TEXTO DE LECTURA:
◆ ◆ ◆
A mí no me vengas con tus gérmenes

Desde siempre, (quienes me conocen desde entonces) las personas me han catalogado como una persona muy escrupulosa, y es que basta con verme lavarme las manos o los dientes para darse cuenta. Algunos me llegaron a preguntar si alguna vez estudie medicina por la forma en que lavo mis manos, pues lo hago con mucho detenimiento y me enjuago muy bien cada dedo, escurro todo el jabón y me seco hasta tener las manos completamente secas. Y si puedo usar una toalla de papel, mejor.

Reconozco que puedo llegar a ser un poco obsesiva con el tema pero he aprendido a vivir con ello y a entender que existen momentos en los que no puedo evitar tener que dejar pasar algunas situaciones.

Vivo constantemente pendiente de lavarme las manos, lo hago al entrar al baño y al salir. Llevo conmigo un envase de gel antibacterial y lo uso regularmente. Nunca voy a baños públicos y si entro en alguno por la mera necesidad de lavar mis manos, abro la puerta con una toalla de papel. Podría continuar mencionando cosas similares pero creo que ya hice entender mi punto de vista.

El año pasado con el tema de la gripe porcina, en mi trabajo se creó una alerta bastante fuerte y mis hábitos no se hicieron esperar. Recibíamos huéspedes de todas partes del mundo (para ese entonces seguía en el hotel) y teníamos constante contacto con ellos.

En las mesas de nuestra oficina colocaron unos dispensadores de gel antibacterial para promover su uso entre los empleados y los mismos huéspedes, además de otras medidas de prevención.

Un día, yo acababa de llegar a la oficina (gazebo le decimos en el hotel) de atender a unos huéspedes con un problema en el área y me senté en mi escritorio, tomé un poco el gel antibacterial y que entra el director del hotel con uno de los altos ejecutivos que venía de la central del hotel en España y se me acerca para presentármelo. El señor me extiende la mano, y ahí voy yo a decirle “Lamento no poder darle la mano pues acabo de colocar gel en mis manos”, el hombre muy amablemente con un ademán me dio a entender que no me preocupara y continuó su camino junto al director del hotel quien en el momento de abrirle la puerta al don, volteó a fulminarme con una mirada que nunca olvidaré. Y es que lo que a mi parecer fue un gesto considerado para con la visita, para el resto de los presentes no fue más que un “Disculpe, acabo de desinfectar mis manos y no deseo contaminarlas tocando la suya”.
◆ ◆ ◆
[Entradas de datos almacenadas]
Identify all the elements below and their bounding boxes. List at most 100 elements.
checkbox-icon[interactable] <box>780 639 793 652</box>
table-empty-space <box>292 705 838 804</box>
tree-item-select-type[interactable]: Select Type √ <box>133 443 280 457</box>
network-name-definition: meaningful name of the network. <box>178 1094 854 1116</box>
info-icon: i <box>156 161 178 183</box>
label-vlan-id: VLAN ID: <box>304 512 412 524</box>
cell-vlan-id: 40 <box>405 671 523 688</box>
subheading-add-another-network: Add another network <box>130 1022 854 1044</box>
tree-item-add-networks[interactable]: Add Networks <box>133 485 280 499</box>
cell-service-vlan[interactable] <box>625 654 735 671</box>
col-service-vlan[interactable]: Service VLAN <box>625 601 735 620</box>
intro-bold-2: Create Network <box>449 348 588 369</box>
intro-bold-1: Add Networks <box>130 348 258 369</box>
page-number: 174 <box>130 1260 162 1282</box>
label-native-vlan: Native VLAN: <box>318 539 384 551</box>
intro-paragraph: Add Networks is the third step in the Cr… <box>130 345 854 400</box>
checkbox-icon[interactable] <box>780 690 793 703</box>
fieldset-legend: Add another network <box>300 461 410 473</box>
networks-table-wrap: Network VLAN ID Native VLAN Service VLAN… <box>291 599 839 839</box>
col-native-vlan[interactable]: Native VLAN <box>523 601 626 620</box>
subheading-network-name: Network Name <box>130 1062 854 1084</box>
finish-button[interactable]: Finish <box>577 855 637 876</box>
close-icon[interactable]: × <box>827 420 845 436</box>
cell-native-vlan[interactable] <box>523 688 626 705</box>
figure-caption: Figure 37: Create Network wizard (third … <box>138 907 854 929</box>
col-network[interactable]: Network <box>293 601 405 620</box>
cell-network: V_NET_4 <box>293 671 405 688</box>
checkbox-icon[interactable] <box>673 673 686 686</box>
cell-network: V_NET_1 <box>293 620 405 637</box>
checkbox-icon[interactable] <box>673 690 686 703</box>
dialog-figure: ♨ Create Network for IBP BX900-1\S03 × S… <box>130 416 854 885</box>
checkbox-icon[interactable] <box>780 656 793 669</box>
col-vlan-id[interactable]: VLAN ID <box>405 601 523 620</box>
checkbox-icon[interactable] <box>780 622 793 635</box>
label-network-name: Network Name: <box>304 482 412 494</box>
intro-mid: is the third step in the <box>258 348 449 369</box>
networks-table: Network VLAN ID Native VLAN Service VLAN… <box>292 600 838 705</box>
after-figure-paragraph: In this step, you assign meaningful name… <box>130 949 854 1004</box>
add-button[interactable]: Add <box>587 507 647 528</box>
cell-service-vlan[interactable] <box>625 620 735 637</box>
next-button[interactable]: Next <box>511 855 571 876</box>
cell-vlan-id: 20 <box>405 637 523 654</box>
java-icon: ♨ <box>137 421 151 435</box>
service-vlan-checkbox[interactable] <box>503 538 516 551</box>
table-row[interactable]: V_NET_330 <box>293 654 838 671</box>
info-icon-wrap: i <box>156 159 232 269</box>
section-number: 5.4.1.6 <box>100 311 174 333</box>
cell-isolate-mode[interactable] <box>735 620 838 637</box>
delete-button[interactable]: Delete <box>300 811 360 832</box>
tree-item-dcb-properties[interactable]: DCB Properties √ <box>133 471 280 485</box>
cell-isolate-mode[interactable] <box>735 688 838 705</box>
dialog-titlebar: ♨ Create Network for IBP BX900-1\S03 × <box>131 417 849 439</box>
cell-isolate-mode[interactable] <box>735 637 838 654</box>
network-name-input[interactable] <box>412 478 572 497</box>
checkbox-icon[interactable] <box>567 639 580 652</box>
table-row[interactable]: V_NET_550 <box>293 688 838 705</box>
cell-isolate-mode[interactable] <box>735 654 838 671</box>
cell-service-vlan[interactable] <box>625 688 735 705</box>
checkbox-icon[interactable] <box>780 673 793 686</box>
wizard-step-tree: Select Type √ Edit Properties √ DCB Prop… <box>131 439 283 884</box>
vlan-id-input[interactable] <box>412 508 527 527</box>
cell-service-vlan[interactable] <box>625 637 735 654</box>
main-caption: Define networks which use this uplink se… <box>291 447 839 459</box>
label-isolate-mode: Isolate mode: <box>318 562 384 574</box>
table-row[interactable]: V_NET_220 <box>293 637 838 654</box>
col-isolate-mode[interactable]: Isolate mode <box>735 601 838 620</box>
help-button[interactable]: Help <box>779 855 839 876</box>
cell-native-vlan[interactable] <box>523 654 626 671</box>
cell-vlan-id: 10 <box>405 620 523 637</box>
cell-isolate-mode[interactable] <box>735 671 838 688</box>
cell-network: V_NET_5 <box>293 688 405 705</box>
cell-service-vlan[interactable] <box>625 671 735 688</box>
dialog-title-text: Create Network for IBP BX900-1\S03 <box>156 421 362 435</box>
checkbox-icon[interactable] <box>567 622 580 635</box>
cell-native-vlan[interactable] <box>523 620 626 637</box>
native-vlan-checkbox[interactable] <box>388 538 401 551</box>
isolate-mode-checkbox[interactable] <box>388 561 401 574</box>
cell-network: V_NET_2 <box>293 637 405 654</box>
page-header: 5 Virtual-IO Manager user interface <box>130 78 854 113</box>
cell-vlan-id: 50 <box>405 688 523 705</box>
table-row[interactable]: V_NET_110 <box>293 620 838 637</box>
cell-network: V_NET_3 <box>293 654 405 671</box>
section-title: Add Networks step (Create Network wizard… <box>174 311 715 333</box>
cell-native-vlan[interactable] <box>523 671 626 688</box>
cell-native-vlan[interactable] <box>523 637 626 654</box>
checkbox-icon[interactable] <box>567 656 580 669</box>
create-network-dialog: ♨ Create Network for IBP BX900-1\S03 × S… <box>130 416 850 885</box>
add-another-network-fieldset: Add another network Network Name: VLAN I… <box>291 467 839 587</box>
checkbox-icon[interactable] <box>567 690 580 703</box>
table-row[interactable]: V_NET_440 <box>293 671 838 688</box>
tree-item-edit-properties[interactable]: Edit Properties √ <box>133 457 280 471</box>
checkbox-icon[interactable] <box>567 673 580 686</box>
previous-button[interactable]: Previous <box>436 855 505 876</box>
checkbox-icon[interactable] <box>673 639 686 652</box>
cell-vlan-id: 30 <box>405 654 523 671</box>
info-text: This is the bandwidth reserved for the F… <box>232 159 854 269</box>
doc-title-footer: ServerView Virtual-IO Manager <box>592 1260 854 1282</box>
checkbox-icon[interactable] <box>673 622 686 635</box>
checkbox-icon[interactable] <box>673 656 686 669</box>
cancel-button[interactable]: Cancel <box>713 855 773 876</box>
◆ ◆ ◆
CONSIGNA 1:
Determina si cada afirmación concuerda con el relato y justifica tu respuesta (sí o no) con las palabras exactas del relato. (a) Quien narra afirma que nunca va a baños públicos. (b) Los dispensadores de gel antibacterial de la oficina se colocaron solo para los empleados. (c) El alto ejecutivo venía de la central del hotel en México.
CONSIGNA 2:
Cita el fragmento del relato que empieza con las palabras que contienen "A mí no me vengas" y termina con "pasar algunas situaciones.".

SOLUCIÓN 1:
(a) Sí: «Nunca voy a baños públicos».
(b) No: «para promover su uso entre los empleados y los mismos huéspedes».
(c) No: «venía de la central del hotel en España».

SOLUCIÓN 2:
A mí no me vengas con tus gérmenes

Desde siempre, (quienes me conocen desde entonces) las personas me han catalogado como una persona muy escrupulosa, y es que basta con verme lavarme las manos o los dientes para darse cuenta. Algunos me llegaron a preguntar si alguna vez estudie medicina por la forma en que lavo mis manos, pues lo hago con mucho detenimiento y me enjuago muy bien cada dedo, escurro todo el jabón y me seco hasta tener las manos completamente secas. Y si puedo usar una toalla de papel, mejor.

Reconozco que puedo llegar a ser un poco obsesiva con el tema pero he aprendido a vivir con ello y a entender que existen momentos en los que no puedo evitar tener que dejar pasar algunas situaciones.